Start of Material shown

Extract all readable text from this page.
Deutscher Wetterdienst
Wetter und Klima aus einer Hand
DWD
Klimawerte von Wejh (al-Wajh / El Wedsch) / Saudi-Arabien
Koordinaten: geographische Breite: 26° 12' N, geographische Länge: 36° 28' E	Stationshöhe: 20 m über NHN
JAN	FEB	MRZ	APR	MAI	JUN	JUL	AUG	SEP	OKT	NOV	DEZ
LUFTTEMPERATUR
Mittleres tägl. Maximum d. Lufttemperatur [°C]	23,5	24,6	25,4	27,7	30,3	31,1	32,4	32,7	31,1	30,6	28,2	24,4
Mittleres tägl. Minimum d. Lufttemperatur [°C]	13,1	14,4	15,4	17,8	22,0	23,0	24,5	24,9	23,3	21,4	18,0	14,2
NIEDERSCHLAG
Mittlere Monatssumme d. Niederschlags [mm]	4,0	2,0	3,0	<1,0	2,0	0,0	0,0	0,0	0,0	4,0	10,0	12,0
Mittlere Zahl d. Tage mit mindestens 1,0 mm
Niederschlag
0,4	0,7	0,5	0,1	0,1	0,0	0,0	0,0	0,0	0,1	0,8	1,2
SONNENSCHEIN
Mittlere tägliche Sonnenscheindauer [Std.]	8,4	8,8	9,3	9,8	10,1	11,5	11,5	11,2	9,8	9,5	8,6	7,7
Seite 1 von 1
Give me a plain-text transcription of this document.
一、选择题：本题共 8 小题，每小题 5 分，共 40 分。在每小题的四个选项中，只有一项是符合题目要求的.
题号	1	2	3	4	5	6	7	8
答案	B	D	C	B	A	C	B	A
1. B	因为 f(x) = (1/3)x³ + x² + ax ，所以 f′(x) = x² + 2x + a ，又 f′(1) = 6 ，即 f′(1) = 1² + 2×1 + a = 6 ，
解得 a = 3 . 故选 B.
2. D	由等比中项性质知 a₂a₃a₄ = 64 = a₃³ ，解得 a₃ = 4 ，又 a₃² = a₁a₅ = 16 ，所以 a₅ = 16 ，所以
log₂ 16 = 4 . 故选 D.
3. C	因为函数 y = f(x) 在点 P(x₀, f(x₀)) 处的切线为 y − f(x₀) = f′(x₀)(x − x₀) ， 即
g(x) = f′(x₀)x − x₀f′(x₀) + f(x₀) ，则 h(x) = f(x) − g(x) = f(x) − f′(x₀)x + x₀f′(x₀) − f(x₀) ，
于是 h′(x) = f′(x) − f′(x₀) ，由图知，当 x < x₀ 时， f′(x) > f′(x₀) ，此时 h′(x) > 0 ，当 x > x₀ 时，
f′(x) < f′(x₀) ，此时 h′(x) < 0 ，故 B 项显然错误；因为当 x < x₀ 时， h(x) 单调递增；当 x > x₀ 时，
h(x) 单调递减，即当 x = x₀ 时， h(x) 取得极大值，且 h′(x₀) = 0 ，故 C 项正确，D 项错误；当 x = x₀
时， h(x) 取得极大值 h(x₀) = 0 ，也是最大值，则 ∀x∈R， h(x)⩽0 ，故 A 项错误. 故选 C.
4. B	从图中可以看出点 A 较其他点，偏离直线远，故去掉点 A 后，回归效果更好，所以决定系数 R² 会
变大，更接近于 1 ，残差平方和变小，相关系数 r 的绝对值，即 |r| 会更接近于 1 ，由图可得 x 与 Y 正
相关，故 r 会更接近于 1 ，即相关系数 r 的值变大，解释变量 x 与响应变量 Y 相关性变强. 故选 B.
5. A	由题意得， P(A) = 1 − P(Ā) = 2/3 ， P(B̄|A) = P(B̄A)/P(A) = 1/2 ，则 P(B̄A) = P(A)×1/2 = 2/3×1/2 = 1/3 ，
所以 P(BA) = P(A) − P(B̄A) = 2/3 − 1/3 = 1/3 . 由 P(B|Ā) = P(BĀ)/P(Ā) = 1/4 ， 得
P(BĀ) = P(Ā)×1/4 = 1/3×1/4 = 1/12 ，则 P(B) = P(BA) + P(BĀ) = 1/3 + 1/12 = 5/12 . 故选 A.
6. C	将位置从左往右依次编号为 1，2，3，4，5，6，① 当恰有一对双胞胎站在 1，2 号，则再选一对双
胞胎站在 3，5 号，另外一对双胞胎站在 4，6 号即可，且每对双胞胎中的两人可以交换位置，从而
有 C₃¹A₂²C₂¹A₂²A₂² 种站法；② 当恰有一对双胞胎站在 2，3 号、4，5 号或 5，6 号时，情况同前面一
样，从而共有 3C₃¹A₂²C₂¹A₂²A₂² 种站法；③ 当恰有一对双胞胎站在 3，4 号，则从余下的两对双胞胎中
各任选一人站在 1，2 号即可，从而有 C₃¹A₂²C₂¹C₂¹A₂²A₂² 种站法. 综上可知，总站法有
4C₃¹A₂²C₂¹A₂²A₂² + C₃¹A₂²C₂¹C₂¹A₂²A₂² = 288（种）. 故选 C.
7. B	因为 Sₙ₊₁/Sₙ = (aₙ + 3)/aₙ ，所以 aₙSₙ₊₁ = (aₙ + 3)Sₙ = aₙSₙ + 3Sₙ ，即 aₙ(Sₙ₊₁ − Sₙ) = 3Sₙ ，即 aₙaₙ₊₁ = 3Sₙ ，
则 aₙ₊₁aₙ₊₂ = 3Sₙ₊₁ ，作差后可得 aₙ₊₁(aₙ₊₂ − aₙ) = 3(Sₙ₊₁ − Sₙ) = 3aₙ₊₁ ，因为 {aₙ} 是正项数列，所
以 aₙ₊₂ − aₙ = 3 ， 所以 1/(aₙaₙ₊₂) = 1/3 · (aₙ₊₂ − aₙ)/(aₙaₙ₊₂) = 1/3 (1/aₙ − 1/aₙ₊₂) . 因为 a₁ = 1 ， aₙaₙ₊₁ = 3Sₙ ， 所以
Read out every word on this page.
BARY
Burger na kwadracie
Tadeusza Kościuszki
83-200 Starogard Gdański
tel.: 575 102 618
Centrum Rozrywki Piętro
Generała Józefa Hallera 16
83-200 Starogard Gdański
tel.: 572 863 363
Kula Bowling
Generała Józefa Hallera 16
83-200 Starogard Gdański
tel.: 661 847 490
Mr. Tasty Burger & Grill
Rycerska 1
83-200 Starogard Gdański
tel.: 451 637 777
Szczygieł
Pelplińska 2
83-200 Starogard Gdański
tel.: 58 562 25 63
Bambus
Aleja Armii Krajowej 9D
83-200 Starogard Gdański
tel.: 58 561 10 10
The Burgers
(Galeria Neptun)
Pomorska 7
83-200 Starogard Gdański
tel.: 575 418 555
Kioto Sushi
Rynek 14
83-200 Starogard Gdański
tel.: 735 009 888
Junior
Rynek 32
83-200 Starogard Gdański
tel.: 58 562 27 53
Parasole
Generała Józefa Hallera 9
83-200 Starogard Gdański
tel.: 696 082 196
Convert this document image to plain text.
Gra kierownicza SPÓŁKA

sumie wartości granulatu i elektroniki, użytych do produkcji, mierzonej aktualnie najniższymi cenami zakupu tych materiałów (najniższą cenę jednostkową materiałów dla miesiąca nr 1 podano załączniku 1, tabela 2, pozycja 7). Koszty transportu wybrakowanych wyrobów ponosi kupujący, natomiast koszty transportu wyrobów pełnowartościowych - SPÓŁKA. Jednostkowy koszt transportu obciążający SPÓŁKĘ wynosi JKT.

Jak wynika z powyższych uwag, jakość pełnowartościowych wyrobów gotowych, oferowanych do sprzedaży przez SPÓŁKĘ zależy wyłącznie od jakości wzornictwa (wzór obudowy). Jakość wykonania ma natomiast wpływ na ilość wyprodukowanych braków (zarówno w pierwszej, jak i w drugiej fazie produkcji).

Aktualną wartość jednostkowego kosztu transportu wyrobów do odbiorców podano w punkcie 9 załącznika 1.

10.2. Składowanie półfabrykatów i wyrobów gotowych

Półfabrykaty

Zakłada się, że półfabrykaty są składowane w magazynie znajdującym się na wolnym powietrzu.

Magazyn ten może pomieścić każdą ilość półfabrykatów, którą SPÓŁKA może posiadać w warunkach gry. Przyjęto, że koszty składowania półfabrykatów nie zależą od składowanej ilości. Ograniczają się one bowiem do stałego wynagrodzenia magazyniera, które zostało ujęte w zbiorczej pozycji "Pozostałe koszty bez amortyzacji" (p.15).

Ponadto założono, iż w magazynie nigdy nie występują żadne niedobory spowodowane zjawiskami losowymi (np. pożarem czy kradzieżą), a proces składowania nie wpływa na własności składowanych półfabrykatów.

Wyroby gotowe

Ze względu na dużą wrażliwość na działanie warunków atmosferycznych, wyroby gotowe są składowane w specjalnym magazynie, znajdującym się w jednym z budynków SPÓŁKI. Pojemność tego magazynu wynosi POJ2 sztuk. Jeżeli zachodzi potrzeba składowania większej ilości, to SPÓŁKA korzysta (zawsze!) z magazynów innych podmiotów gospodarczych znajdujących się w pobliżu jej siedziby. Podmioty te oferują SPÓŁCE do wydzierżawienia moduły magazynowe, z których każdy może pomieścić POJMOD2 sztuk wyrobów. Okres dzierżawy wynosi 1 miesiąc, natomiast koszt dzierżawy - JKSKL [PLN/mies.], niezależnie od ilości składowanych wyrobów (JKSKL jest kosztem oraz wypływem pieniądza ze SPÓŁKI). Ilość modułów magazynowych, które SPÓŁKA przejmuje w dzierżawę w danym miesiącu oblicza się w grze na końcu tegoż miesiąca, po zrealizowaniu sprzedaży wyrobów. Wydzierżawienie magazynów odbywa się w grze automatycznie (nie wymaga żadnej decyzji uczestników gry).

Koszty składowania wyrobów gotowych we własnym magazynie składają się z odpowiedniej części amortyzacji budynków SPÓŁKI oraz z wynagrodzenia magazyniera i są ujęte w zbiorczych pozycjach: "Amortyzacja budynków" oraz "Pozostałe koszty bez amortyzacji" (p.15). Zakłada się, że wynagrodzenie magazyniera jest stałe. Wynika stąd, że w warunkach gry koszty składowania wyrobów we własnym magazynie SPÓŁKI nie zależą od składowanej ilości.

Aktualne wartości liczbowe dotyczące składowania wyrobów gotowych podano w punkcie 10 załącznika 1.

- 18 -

End of Material shown

Find the word "page" in the records and pull out each line that has it.

Extract all readable text from this page.
Read out every word on this page.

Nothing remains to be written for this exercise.